▶ The exercise
Return each line of the data below exactly, omitting any pictures.

▶ Excerpted records
====================
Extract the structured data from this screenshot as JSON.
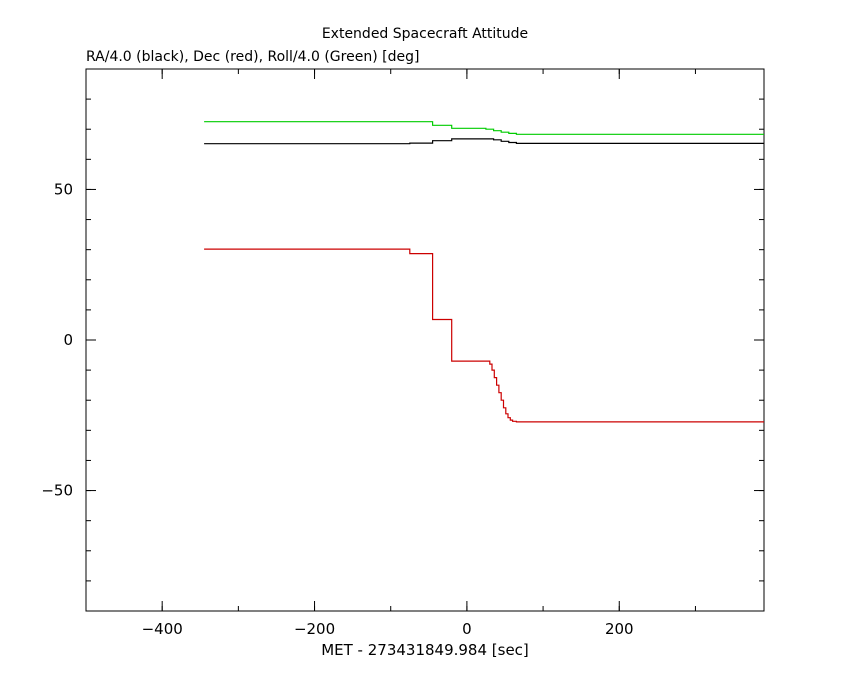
{
  "chart_data": {
    "type": "line",
    "title": "Extended Spacecraft Attitude",
    "subtitle": "RA/4.0 (black), Dec (red), Roll/4.0 (Green) [deg]",
    "xlabel": "MET - 273431849.984 [sec]",
    "ylabel": "",
    "xlim": [
      -500,
      390
    ],
    "ylim": [
      -90,
      90
    ],
    "xticks": [
      -400,
      -200,
      0,
      200
    ],
    "xtick_labels": [
      "−400",
      "−200",
      "0",
      "200"
    ],
    "yticks": [
      -50,
      0,
      50
    ],
    "ytick_labels": [
      "−50",
      "0",
      "50"
    ],
    "x_minor_step": 100,
    "y_minor_step": 10,
    "grid": false,
    "series": [
      {
        "color": "#00cc00",
        "step": true,
        "x": [
          -345,
          -45,
          -20,
          25,
          35,
          45,
          55,
          65,
          390
        ],
        "y": [
          72.5,
          71.3,
          70.3,
          70.0,
          69.5,
          69.0,
          68.6,
          68.3,
          68.3
        ]
      },
      {
        "color": "#000000",
        "step": true,
        "x": [
          -345,
          -75,
          -45,
          -20,
          25,
          35,
          45,
          55,
          65,
          390
        ],
        "y": [
          65.2,
          65.4,
          66.2,
          66.8,
          66.8,
          66.5,
          66.0,
          65.6,
          65.3,
          65.3
        ]
      },
      {
        "color": "#cc0000",
        "step": true,
        "x": [
          -345,
          -75,
          -45,
          -20,
          25,
          30,
          33,
          36,
          39,
          42,
          45,
          48,
          51,
          54,
          57,
          60,
          65,
          390
        ],
        "y": [
          30.2,
          28.7,
          6.8,
          -7.0,
          -7.0,
          -8.0,
          -10.0,
          -12.5,
          -15.0,
          -17.5,
          -20.0,
          -22.5,
          -24.5,
          -25.8,
          -26.6,
          -27.0,
          -27.2,
          -27.2
        ]
      }
    ]
  }
}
====================
▶ Response to this exercise
Extract the structured data from this screenshot as JSON.
{
  "chart_data": {
    "type": "line",
    "title": "Extended Spacecraft Attitude",
    "subtitle": "RA/4.0 (black), Dec (red), Roll/4.0 (Green) [deg]",
    "xlabel": "MET - 273431849.984 [sec]",
    "ylabel": "",
    "xlim": [
      -500,
      390
    ],
    "ylim": [
      -90,
      90
    ],
    "xticks": [
      -400,
      -200,
      0,
      200
    ],
    "xtick_labels": [
      "−400",
      "−200",
      "0",
      "200"
    ],
    "yticks": [
      -50,
      0,
      50
    ],
    "ytick_labels": [
      "−50",
      "0",
      "50"
    ],
    "x_minor_step": 100,
    "y_minor_step": 10,
    "grid": false,
    "series": [
      {
        "color": "#00cc00",
        "step": true,
        "x": [
          -345,
          -45,
          -20,
          25,
          35,
          45,
          55,
          65,
          390
        ],
        "y": [
          72.5,
          71.3,
          70.3,
          70.0,
          69.5,
          69.0,
          68.6,
          68.3,
          68.3
        ]
      },
      {
        "color": "#000000",
        "step": true,
        "x": [
          -345,
          -75,
          -45,
          -20,
          25,
          35,
          45,
          55,
          65,
          390
        ],
        "y": [
          65.2,
          65.4,
          66.2,
          66.8,
          66.8,
          66.5,
          66.0,
          65.6,
          65.3,
          65.3
        ]
      },
      {
        "color": "#cc0000",
        "step": true,
        "x": [
          -345,
          -75,
          -45,
          -20,
          25,
          30,
          33,
          36,
          39,
          42,
          45,
          48,
          51,
          54,
          57,
          60,
          65,
          390
        ],
        "y": [
          30.2,
          28.7,
          6.8,
          -7.0,
          -7.0,
          -8.0,
          -10.0,
          -12.5,
          -15.0,
          -17.5,
          -20.0,
          -22.5,
          -24.5,
          -25.8,
          -26.6,
          -27.0,
          -27.2,
          -27.2
        ]
      }
    ]
  }
}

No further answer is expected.